### EXCERPTED RECORDS
** Start **
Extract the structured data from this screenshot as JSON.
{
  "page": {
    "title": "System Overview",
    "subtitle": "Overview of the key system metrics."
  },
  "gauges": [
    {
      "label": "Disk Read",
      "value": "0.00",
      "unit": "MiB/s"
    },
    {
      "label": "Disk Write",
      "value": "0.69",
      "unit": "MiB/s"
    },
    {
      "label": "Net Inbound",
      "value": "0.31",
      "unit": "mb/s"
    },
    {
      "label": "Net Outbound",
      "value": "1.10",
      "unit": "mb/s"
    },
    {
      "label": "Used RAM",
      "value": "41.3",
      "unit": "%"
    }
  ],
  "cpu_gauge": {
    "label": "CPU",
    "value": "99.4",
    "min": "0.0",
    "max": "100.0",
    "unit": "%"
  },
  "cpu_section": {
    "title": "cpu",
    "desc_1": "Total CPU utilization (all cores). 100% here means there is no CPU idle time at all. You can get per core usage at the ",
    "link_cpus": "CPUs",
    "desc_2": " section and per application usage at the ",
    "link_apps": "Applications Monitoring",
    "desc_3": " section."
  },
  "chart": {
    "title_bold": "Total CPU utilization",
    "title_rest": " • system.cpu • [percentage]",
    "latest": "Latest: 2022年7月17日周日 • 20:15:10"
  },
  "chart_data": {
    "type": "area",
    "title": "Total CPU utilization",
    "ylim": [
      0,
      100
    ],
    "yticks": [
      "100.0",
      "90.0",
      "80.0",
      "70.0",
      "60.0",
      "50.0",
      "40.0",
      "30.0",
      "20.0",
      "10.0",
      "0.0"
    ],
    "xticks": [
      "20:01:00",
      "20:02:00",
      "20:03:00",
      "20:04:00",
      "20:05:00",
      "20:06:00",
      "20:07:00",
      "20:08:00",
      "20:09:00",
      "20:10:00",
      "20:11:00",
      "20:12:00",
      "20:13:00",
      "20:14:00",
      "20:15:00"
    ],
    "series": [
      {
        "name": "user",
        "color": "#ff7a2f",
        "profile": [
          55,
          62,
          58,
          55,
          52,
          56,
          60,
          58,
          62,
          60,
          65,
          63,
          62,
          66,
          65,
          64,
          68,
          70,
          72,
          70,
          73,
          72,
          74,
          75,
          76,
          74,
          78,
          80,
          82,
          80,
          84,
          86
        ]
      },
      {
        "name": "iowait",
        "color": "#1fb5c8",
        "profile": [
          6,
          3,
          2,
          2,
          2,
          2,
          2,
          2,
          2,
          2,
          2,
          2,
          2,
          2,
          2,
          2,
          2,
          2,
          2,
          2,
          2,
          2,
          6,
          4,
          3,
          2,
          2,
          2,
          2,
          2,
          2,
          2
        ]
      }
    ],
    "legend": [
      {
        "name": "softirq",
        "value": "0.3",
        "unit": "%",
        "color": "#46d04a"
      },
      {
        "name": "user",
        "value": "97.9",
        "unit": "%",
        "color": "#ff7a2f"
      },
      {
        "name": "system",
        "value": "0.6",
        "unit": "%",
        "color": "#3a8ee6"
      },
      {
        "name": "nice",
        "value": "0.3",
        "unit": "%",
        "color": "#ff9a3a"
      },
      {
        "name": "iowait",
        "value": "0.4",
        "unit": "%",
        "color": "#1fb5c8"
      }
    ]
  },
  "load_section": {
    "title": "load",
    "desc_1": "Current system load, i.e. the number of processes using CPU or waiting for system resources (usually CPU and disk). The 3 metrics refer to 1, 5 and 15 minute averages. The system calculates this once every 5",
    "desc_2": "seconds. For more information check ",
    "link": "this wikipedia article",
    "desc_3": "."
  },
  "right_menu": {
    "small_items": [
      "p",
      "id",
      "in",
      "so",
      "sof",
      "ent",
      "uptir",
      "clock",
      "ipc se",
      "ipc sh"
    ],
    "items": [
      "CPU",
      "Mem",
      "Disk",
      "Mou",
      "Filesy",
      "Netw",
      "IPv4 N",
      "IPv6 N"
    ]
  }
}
** End **
### GOAL OF THE EXERCISE
Copy every record above exactly as it appears.

### THE COMPLETED TASK
Extract the structured data from this screenshot as JSON.
{
  "page": {
    "title": "System Overview",
    "subtitle": "Overview of the key system metrics."
  },
  "gauges": [
    {
      "label": "Disk Read",
      "value": "0.00",
      "unit": "MiB/s"
    },
    {
      "label": "Disk Write",
      "value": "0.69",
      "unit": "MiB/s"
    },
    {
      "label": "Net Inbound",
      "value": "0.31",
      "unit": "mb/s"
    },
    {
      "label": "Net Outbound",
      "value": "1.10",
      "unit": "mb/s"
    },
    {
      "label": "Used RAM",
      "value": "41.3",
      "unit": "%"
    }
  ],
  "cpu_gauge": {
    "label": "CPU",
    "value": "99.4",
    "min": "0.0",
    "max": "100.0",
    "unit": "%"
  },
  "cpu_section": {
    "title": "cpu",
    "desc_1": "Total CPU utilization (all cores). 100% here means there is no CPU idle time at all. You can get per core usage at the ",
    "link_cpus": "CPUs",
    "desc_2": " section and per application usage at the ",
    "link_apps": "Applications Monitoring",
    "desc_3": " section."
  },
  "chart": {
    "title_bold": "Total CPU utilization",
    "title_rest": " • system.cpu • [percentage]",
    "latest": "Latest: 2022年7月17日周日 • 20:15:10"
  },
  "chart_data": {
    "type": "area",
    "title": "Total CPU utilization",
    "ylim": [
      0,
      100
    ],
    "yticks": [
      "100.0",
      "90.0",
      "80.0",
      "70.0",
      "60.0",
      "50.0",
      "40.0",
      "30.0",
      "20.0",
      "10.0",
      "0.0"
    ],
    "xticks": [
      "20:01:00",
      "20:02:00",
      "20:03:00",
      "20:04:00",
      "20:05:00",
      "20:06:00",
      "20:07:00",
      "20:08:00",
      "20:09:00",
      "20:10:00",
      "20:11:00",
      "20:12:00",
      "20:13:00",
      "20:14:00",
      "20:15:00"
    ],
    "series": [
      {
        "name": "user",
        "color": "#ff7a2f",
        "profile": [
          55,
          62,
          58,
          55,
          52,
          56,
          60,
          58,
          62,
          60,
          65,
          63,
          62,
          66,
          65,
          64,
          68,
          70,
          72,
          70,
          73,
          72,
          74,
          75,
          76,
          74,
          78,
          80,
          82,
          80,
          84,
          86
        ]
      },
      {
        "name": "iowait",
        "color": "#1fb5c8",
        "profile": [
          6,
          3,
          2,
          2,
          2,
          2,
          2,
          2,
          2,
          2,
          2,
          2,
          2,
          2,
          2,
          2,
          2,
          2,
          2,
          2,
          2,
          2,
          6,
          4,
          3,
          2,
          2,
          2,
          2,
          2,
          2,
          2
        ]
      }
    ],
    "legend": [
      {
        "name": "softirq",
        "value": "0.3",
        "unit": "%",
        "color": "#46d04a"
      },
      {
        "name": "user",
        "value": "97.9",
        "unit": "%",
        "color": "#ff7a2f"
      },
      {
        "name": "system",
        "value": "0.6",
        "unit": "%",
        "color": "#3a8ee6"
      },
      {
        "name": "nice",
        "value": "0.3",
        "unit": "%",
        "color": "#ff9a3a"
      },
      {
        "name": "iowait",
        "value": "0.4",
        "unit": "%",
        "color": "#1fb5c8"
      }
    ]
  },
  "load_section": {
    "title": "load",
    "desc_1": "Current system load, i.e. the number of processes using CPU or waiting for system resources (usually CPU and disk). The 3 metrics refer to 1, 5 and 15 minute averages. The system calculates this once every 5",
    "desc_2": "seconds. For more information check ",
    "link": "this wikipedia article",
    "desc_3": "."
  },
  "right_menu": {
    "small_items": [
      "p",
      "id",
      "in",
      "so",
      "sof",
      "ent",
      "uptir",
      "clock",
      "ipc se",
      "ipc sh"
    ],
    "items": [
      "CPU",
      "Mem",
      "Disk",
      "Mou",
      "Filesy",
      "Netw",
      "IPv4 N",
      "IPv6 N"
    ]
  }
}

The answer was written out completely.